● **Given entries**:
• • • • •

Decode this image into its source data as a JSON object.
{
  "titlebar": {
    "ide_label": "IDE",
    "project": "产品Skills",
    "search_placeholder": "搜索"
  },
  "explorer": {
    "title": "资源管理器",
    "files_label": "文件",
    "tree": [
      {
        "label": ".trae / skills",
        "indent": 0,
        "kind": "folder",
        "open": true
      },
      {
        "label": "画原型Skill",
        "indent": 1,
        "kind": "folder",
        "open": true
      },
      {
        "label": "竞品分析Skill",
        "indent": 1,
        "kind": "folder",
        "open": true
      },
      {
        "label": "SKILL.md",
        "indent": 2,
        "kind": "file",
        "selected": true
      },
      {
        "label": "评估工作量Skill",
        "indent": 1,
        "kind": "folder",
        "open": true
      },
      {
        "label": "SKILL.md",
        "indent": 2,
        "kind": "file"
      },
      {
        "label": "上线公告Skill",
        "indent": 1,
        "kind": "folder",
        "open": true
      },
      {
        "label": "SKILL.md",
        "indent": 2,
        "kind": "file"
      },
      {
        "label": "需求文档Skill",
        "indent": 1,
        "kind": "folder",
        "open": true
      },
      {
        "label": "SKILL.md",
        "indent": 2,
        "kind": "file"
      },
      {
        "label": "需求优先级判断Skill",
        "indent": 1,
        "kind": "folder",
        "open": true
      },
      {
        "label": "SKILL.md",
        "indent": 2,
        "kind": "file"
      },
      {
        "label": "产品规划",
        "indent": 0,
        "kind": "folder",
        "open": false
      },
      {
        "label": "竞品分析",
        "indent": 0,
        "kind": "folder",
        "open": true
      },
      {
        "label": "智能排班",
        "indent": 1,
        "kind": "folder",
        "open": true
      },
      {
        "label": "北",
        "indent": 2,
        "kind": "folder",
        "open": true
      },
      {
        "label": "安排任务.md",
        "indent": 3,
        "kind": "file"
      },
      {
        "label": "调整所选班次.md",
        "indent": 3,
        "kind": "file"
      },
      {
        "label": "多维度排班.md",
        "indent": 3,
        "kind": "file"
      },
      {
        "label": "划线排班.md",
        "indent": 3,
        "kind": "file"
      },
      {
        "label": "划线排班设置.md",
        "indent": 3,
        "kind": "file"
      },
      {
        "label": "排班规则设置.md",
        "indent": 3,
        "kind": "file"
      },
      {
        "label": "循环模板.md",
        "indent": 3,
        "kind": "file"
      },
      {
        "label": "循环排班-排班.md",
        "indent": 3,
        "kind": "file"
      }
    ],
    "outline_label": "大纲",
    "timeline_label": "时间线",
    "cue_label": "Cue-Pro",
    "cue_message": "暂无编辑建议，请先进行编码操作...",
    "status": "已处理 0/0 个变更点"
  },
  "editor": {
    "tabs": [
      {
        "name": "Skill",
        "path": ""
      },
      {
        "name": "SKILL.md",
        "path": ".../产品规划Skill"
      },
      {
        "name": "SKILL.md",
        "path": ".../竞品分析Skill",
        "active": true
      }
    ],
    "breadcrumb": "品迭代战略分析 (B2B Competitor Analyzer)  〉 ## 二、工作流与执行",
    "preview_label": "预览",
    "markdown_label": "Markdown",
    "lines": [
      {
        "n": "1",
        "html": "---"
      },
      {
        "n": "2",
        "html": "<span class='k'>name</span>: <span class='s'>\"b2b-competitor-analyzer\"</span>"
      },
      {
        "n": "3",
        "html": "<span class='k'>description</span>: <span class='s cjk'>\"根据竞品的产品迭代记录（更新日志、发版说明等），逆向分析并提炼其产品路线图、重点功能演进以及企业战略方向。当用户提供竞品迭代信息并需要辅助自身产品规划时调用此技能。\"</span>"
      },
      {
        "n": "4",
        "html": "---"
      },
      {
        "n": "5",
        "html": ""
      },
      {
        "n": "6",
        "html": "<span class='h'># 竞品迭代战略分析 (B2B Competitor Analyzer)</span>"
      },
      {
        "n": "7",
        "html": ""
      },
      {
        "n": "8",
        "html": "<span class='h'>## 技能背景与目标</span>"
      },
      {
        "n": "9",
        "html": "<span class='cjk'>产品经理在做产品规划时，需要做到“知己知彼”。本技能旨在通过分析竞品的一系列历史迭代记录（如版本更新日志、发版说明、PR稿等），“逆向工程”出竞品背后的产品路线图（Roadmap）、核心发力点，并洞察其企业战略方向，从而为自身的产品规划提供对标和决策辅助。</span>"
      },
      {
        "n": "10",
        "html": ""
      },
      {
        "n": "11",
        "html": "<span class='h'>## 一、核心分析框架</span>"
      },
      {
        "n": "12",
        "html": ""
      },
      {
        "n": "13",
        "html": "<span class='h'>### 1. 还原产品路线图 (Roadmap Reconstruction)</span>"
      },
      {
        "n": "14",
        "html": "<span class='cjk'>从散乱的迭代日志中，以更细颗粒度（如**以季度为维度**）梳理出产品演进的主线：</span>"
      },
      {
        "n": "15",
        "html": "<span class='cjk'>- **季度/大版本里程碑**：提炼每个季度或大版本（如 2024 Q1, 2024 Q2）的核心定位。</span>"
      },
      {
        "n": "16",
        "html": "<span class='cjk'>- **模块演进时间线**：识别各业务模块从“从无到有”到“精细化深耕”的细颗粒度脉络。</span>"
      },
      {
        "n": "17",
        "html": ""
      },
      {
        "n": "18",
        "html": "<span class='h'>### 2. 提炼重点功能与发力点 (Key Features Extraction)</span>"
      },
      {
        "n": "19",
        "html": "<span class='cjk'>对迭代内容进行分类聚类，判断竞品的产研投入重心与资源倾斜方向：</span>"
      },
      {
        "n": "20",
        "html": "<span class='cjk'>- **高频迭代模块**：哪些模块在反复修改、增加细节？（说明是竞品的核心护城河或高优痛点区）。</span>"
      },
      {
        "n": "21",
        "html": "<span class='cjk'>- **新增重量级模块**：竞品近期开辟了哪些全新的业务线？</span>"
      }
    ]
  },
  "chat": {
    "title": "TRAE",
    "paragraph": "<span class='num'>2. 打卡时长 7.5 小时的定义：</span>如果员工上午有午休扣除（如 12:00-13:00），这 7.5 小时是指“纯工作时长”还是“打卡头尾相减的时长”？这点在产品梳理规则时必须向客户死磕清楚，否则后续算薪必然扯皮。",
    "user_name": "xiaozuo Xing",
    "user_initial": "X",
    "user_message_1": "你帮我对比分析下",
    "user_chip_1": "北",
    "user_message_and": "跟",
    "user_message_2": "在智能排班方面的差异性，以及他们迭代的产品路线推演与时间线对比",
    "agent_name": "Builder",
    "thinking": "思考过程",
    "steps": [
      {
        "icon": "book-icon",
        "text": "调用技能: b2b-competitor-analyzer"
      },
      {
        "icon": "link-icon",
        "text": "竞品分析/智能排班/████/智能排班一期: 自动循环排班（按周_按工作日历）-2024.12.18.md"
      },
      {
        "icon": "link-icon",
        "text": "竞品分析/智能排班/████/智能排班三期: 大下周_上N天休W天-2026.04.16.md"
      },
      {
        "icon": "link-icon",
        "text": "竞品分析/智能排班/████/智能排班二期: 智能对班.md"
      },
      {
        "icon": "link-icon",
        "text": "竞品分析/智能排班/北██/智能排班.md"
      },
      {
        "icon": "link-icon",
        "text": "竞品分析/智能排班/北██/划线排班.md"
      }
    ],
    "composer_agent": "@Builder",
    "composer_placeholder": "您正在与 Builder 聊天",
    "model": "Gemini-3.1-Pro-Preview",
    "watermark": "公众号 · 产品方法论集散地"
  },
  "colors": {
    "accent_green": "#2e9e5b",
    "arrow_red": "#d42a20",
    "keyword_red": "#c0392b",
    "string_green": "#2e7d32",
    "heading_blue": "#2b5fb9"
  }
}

• • • • •

How many lines of the listing above include the word "path"? Reply with the number alone.

3